## Stated exercise
Which lines contain the string "author"? Please list every one of them.

## Record set
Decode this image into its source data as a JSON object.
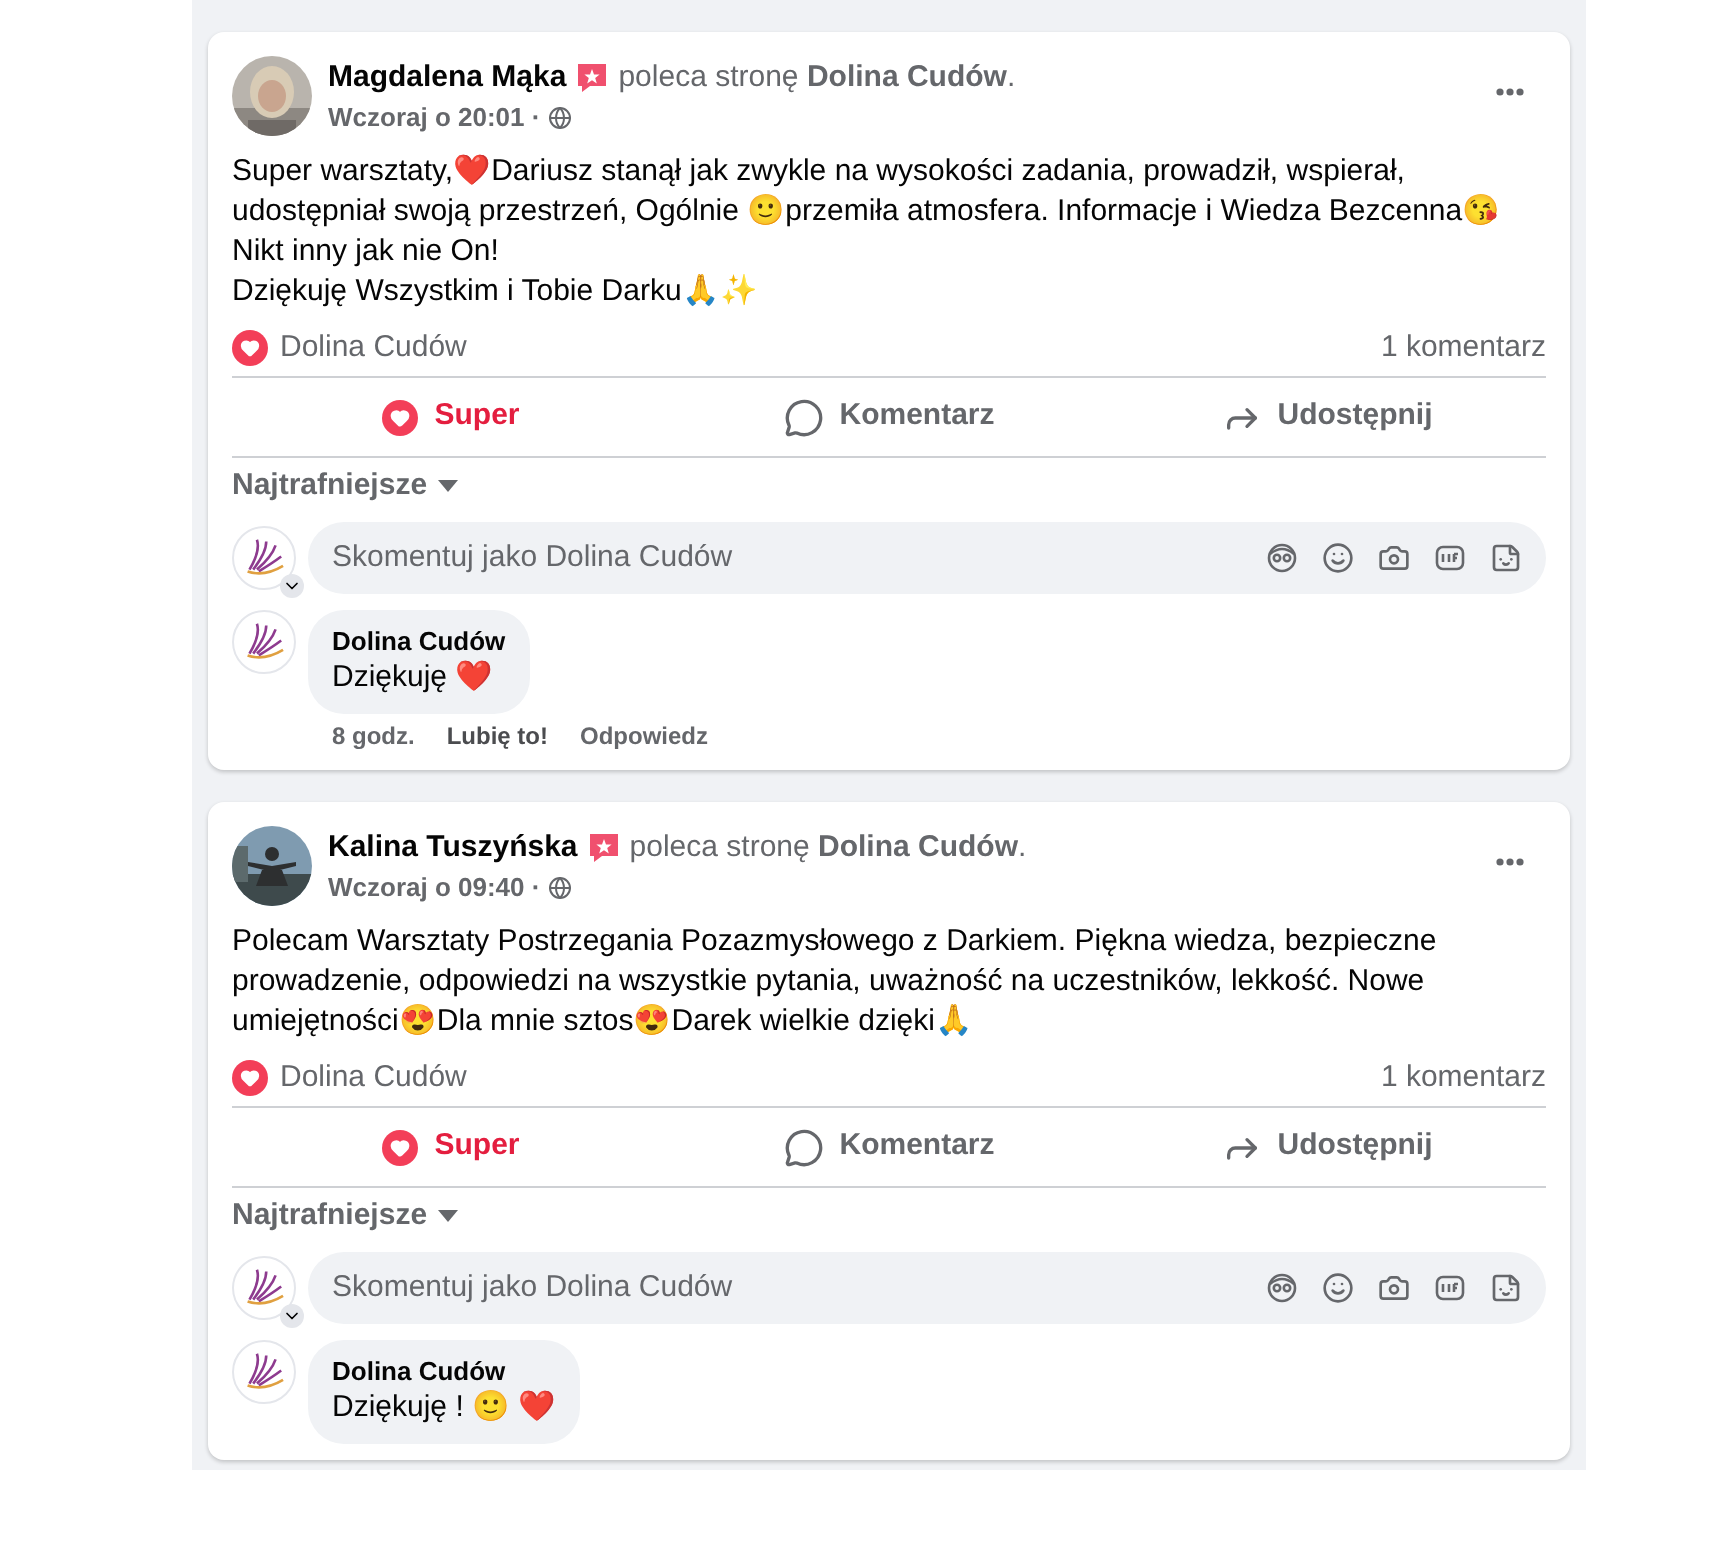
{
  "posts": [
    {
      "author": "Magdalena Mąka",
      "recommends": "poleca stronę **Dolina Cudów**.",
      "time": "Wczoraj o 20:01 ·",
      "text": "Super warsztaty,❤️Dariusz stanął jak zwykle na wysokości zadania, prowadził, wspierał, udostępniał swoją przestrzeń, Ogólnie 🙂przemiła atmosfera. Informacje i Wiedza Bezcenna😘\nNikt inny jak nie On!\nDziękuję Wszystkim i Tobie Darku🙏✨",
      "reaction_by": "Dolina Cudów",
      "comment_count": "1 komentarz",
      "actions": [
        {
          "kind": "react",
          "label": "Super",
          "selected": true
        },
        {
          "kind": "comment",
          "label": "Komentarz",
          "selected": false
        },
        {
          "kind": "share",
          "label": "Udostępnij",
          "selected": false
        }
      ],
      "sort": "Najtrafniejsze",
      "composer": {
        "placeholder": "Skomentuj jako Dolina Cudów"
      },
      "comments": [
        {
          "author": "Dolina Cudów",
          "text": "Dziękuję ❤️",
          "meta": [
            "8 godz.",
            "Lubię to!",
            "Odpowiedz"
          ]
        }
      ]
    },
    {
      "author": "Kalina Tuszyńska",
      "recommends": "poleca stronę **Dolina Cudów**.",
      "time": "Wczoraj o 09:40 ·",
      "text": "Polecam Warsztaty Postrzegania Pozazmysłowego z Darkiem. Piękna wiedza, bezpieczne prowadzenie,  odpowiedzi na wszystkie pytania, uważność na uczestników, lekkość. Nowe umiejętności😍Dla mnie sztos😍Darek wielkie dzięki🙏",
      "reaction_by": "Dolina Cudów",
      "comment_count": "1 komentarz",
      "actions": [
        {
          "kind": "react",
          "label": "Super",
          "selected": true
        },
        {
          "kind": "comment",
          "label": "Komentarz",
          "selected": false
        },
        {
          "kind": "share",
          "label": "Udostępnij",
          "selected": false
        }
      ],
      "sort": "Najtrafniejsze",
      "composer": {
        "placeholder": "Skomentuj jako Dolina Cudów"
      },
      "comments": [
        {
          "author": "Dolina Cudów",
          "text": "Dziękuję ! 🙂 ❤️"
        }
      ]
    }
  ]
}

## Solution to the problem
      "author": "Magdalena Mąka",
          "author": "Dolina Cudów",
      "author": "Kalina Tuszyńska",
          "author": "Dolina Cudów",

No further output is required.